Collected data:
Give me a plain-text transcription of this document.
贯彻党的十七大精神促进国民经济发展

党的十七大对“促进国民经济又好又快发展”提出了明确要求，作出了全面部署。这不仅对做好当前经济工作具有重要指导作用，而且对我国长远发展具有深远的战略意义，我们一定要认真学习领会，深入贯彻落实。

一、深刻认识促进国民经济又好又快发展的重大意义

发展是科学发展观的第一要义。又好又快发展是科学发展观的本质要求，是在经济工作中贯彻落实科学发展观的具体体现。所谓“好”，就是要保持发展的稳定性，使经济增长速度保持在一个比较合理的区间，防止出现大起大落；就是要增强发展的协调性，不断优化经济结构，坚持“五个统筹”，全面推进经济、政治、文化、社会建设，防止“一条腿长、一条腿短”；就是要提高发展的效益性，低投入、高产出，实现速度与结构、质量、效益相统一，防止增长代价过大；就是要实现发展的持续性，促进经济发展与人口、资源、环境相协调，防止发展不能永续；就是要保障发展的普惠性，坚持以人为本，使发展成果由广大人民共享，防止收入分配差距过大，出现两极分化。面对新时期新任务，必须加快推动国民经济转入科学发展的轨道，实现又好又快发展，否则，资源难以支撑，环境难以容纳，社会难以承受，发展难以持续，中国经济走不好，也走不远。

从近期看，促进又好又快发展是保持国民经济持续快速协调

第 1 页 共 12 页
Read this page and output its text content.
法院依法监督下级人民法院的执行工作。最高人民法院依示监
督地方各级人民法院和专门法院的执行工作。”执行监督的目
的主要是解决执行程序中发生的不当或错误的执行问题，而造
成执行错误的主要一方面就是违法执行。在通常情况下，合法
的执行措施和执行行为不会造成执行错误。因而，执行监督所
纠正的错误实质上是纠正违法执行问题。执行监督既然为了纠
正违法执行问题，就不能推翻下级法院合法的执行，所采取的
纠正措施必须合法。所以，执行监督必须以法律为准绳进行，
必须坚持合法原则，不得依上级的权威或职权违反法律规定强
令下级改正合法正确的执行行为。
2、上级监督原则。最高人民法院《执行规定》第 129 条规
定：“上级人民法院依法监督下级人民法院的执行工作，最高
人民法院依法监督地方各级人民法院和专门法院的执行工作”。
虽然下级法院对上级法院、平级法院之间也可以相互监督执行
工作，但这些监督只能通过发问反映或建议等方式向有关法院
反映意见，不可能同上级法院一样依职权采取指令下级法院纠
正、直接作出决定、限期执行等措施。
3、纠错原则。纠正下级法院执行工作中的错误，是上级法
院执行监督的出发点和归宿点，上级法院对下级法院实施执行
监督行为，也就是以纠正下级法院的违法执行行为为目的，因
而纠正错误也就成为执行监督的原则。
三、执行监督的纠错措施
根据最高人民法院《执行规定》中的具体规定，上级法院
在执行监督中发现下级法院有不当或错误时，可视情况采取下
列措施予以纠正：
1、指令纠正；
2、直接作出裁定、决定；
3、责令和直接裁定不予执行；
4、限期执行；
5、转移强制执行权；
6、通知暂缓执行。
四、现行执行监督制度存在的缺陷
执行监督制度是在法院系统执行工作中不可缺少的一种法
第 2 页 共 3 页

## Work instructions
Nothing in the data may differ; print all of it exactly as written.

## Finished task
Give me a plain-text transcription of this document.
贯彻党的十七大精神促进国民经济发展

党的十七大对“促进国民经济又好又快发展”提出了明确要求，作出了全面部署。这不仅对做好当前经济工作具有重要指导作用，而且对我国长远发展具有深远的战略意义，我们一定要认真学习领会，深入贯彻落实。

一、深刻认识促进国民经济又好又快发展的重大意义

发展是科学发展观的第一要义。又好又快发展是科学发展观的本质要求，是在经济工作中贯彻落实科学发展观的具体体现。所谓“好”，就是要保持发展的稳定性，使经济增长速度保持在一个比较合理的区间，防止出现大起大落；就是要增强发展的协调性，不断优化经济结构，坚持“五个统筹”，全面推进经济、政治、文化、社会建设，防止“一条腿长、一条腿短”；就是要提高发展的效益性，低投入、高产出，实现速度与结构、质量、效益相统一，防止增长代价过大；就是要实现发展的持续性，促进经济发展与人口、资源、环境相协调，防止发展不能永续；就是要保障发展的普惠性，坚持以人为本，使发展成果由广大人民共享，防止收入分配差距过大，出现两极分化。面对新时期新任务，必须加快推动国民经济转入科学发展的轨道，实现又好又快发展，否则，资源难以支撑，环境难以容纳，社会难以承受，发展难以持续，中国经济走不好，也走不远。

从近期看，促进又好又快发展是保持国民经济持续快速协调

第 1 页 共 12 页
Read this page and output its text content.
法院依法监督下级人民法院的执行工作。最高人民法院依示监
督地方各级人民法院和专门法院的执行工作。”执行监督的目
的主要是解决执行程序中发生的不当或错误的执行问题，而造
成执行错误的主要一方面就是违法执行。在通常情况下，合法
的执行措施和执行行为不会造成执行错误。因而，执行监督所
纠正的错误实质上是纠正违法执行问题。执行监督既然为了纠
正违法执行问题，就不能推翻下级法院合法的执行，所采取的
纠正措施必须合法。所以，执行监督必须以法律为准绳进行，
必须坚持合法原则，不得依上级的权威或职权违反法律规定强
令下级改正合法正确的执行行为。
2、上级监督原则。最高人民法院《执行规定》第 129 条规
定：“上级人民法院依法监督下级人民法院的执行工作，最高
人民法院依法监督地方各级人民法院和专门法院的执行工作”。
虽然下级法院对上级法院、平级法院之间也可以相互监督执行
工作，但这些监督只能通过发问反映或建议等方式向有关法院
反映意见，不可能同上级法院一样依职权采取指令下级法院纠
正、直接作出决定、限期执行等措施。
3、纠错原则。纠正下级法院执行工作中的错误，是上级法
院执行监督的出发点和归宿点，上级法院对下级法院实施执行
监督行为，也就是以纠正下级法院的违法执行行为为目的，因
而纠正错误也就成为执行监督的原则。
三、执行监督的纠错措施
根据最高人民法院《执行规定》中的具体规定，上级法院
在执行监督中发现下级法院有不当或错误时，可视情况采取下
列措施予以纠正：
1、指令纠正；
2、直接作出裁定、决定；
3、责令和直接裁定不予执行；
4、限期执行；
5、转移强制执行权；
6、通知暂缓执行。
四、现行执行监督制度存在的缺陷
执行监督制度是在法院系统执行工作中不可缺少的一种法
第 2 页 共 3 页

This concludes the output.